## Material
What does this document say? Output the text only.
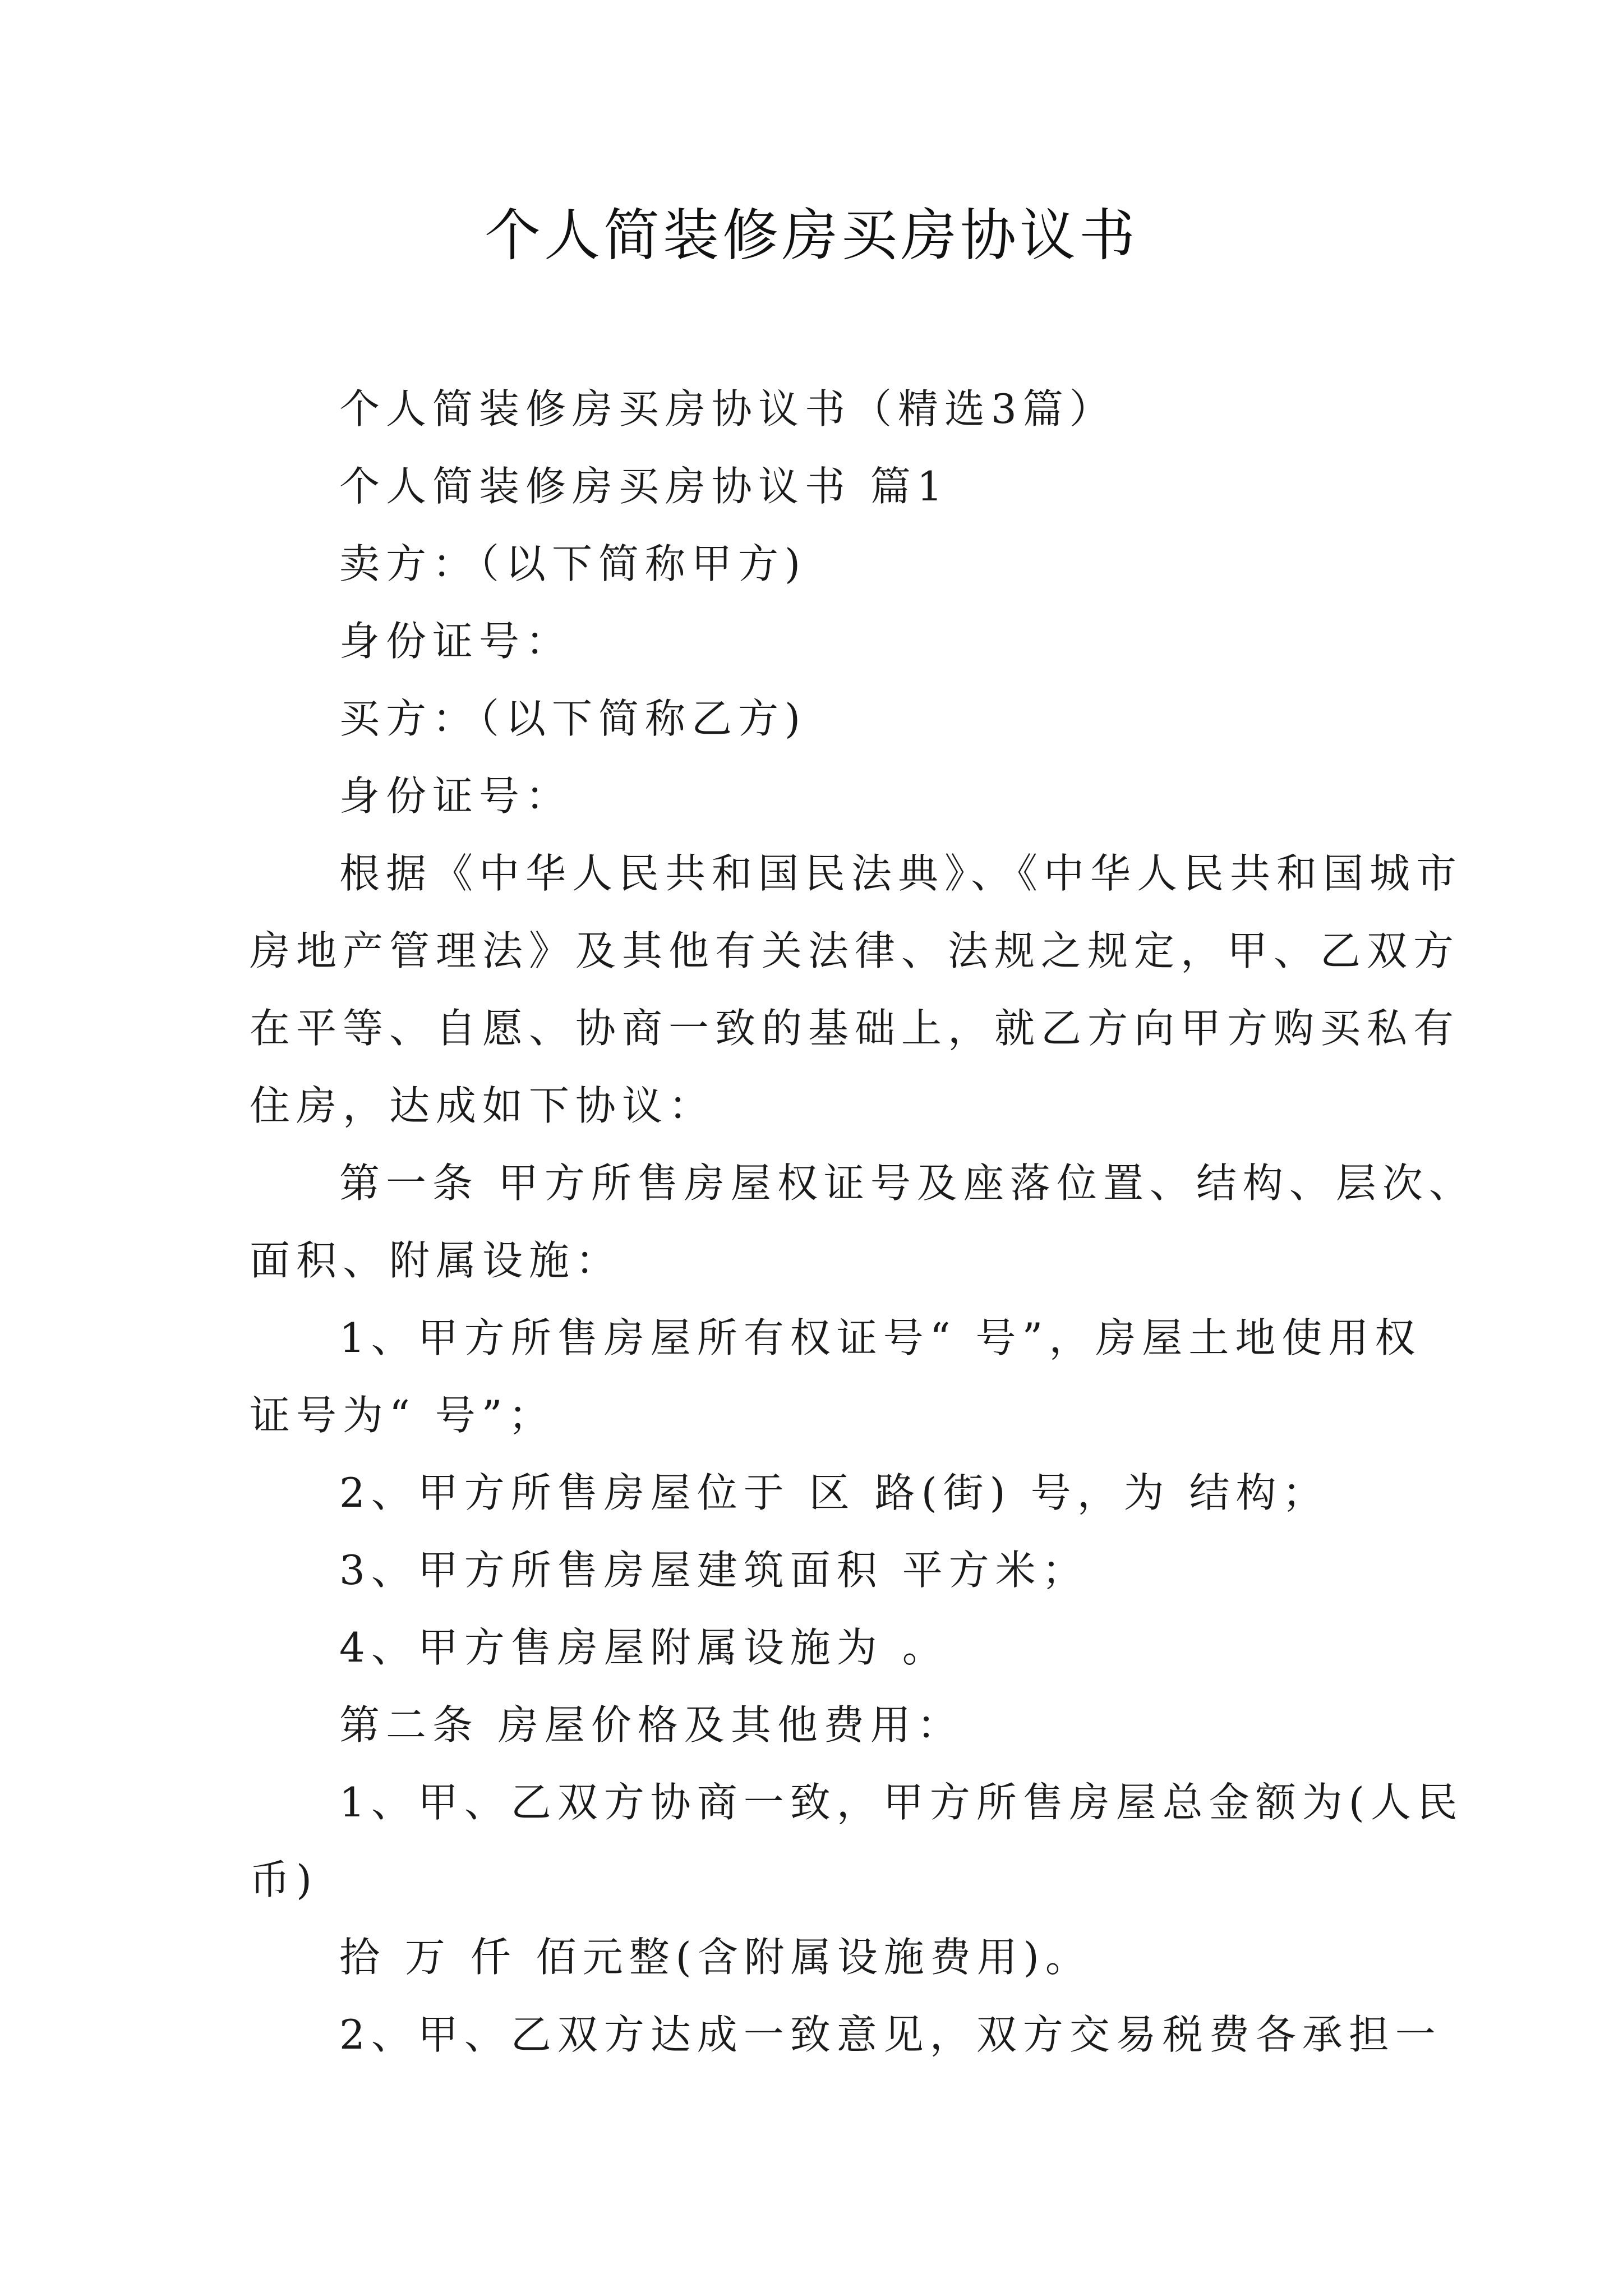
个人简装修房买房协议书

个人简装修房买房协议书（精选3篇）

个人简装修房买房协议书 篇1

卖方：（以下简称甲方)

身份证号：

买方：（以下简称乙方)

身份证号：

根据《中华人民共和国民法典》、《中华人民共和国城市

房地产管理法》及其他有关法律、法规之规定，甲、乙双方

在平等、自愿、协商一致的基础上，就乙方向甲方购买私有

住房，达成如下协议：

第一条 甲方所售房屋权证号及座落位置、结构、层次、

面积、附属设施：

1、甲方所售房屋所有权证号“ 号”，房屋土地使用权

证号为“ 号”；

2、甲方所售房屋位于 区 路(街) 号，为 结构；

3、甲方所售房屋建筑面积 平方米；

4、甲方售房屋附属设施为 。

第二条 房屋价格及其他费用：

1、甲、乙双方协商一致，甲方所售房屋总金额为(人民

币)

拾 万 仟 佰元整(含附属设施费用)。

2、甲、乙双方达成一致意见，双方交易税费各承担一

## Goal
Reproduce each entry verbatim, excluding any embedded images.

## Exercise answer
What does this document say? Output the text only.
个人简装修房买房协议书

个人简装修房买房协议书（精选3篇）

个人简装修房买房协议书 篇1

卖方：（以下简称甲方)

身份证号：

买方：（以下简称乙方)

身份证号：

根据《中华人民共和国民法典》、《中华人民共和国城市

房地产管理法》及其他有关法律、法规之规定，甲、乙双方

在平等、自愿、协商一致的基础上，就乙方向甲方购买私有

住房，达成如下协议：

第一条 甲方所售房屋权证号及座落位置、结构、层次、

面积、附属设施：

1、甲方所售房屋所有权证号“ 号”，房屋土地使用权

证号为“ 号”；

2、甲方所售房屋位于 区 路(街) 号，为 结构；

3、甲方所售房屋建筑面积 平方米；

4、甲方售房屋附属设施为 。

第二条 房屋价格及其他费用：

1、甲、乙双方协商一致，甲方所售房屋总金额为(人民

币)

拾 万 仟 佰元整(含附属设施费用)。

2、甲、乙双方达成一致意见，双方交易税费各承担一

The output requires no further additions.